Directive: Repeat the data verbatim.

Records shown:
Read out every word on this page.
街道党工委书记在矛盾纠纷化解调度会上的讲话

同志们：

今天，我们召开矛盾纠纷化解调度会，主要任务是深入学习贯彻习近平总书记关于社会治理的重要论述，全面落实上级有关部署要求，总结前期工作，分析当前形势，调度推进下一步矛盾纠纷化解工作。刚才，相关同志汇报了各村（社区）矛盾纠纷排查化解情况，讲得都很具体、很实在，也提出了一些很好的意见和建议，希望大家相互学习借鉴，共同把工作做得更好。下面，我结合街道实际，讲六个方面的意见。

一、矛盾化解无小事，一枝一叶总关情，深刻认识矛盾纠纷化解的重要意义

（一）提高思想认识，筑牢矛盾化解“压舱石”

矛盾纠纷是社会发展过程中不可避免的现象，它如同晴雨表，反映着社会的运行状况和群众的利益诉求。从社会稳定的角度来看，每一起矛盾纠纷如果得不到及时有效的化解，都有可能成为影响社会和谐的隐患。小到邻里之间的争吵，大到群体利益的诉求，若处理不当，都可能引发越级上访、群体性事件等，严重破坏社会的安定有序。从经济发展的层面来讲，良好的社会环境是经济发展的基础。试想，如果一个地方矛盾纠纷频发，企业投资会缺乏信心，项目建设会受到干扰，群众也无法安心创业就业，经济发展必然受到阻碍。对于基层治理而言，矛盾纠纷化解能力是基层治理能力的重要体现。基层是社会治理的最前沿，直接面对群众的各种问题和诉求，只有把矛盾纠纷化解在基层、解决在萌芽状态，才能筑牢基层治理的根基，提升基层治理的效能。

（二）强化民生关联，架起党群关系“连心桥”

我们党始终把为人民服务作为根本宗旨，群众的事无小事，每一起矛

Output for this task:
Read out every word on this page.
街道党工委书记在矛盾纠纷化解调度会上的讲话

同志们：

今天，我们召开矛盾纠纷化解调度会，主要任务是深入学习贯彻习近平总书记关于社会治理的重要论述，全面落实上级有关部署要求，总结前期工作，分析当前形势，调度推进下一步矛盾纠纷化解工作。刚才，相关同志汇报了各村（社区）矛盾纠纷排查化解情况，讲得都很具体、很实在，也提出了一些很好的意见和建议，希望大家相互学习借鉴，共同把工作做得更好。下面，我结合街道实际，讲六个方面的意见。

一、矛盾化解无小事，一枝一叶总关情，深刻认识矛盾纠纷化解的重要意义

（一）提高思想认识，筑牢矛盾化解“压舱石”

矛盾纠纷是社会发展过程中不可避免的现象，它如同晴雨表，反映着社会的运行状况和群众的利益诉求。从社会稳定的角度来看，每一起矛盾纠纷如果得不到及时有效的化解，都有可能成为影响社会和谐的隐患。小到邻里之间的争吵，大到群体利益的诉求，若处理不当，都可能引发越级上访、群体性事件等，严重破坏社会的安定有序。从经济发展的层面来讲，良好的社会环境是经济发展的基础。试想，如果一个地方矛盾纠纷频发，企业投资会缺乏信心，项目建设会受到干扰，群众也无法安心创业就业，经济发展必然受到阻碍。对于基层治理而言，矛盾纠纷化解能力是基层治理能力的重要体现。基层是社会治理的最前沿，直接面对群众的各种问题和诉求，只有把矛盾纠纷化解在基层、解决在萌芽状态，才能筑牢基层治理的根基，提升基层治理的效能。

（二）强化民生关联，架起党群关系“连心桥”

我们党始终把为人民服务作为根本宗旨，群众的事无小事，每一起矛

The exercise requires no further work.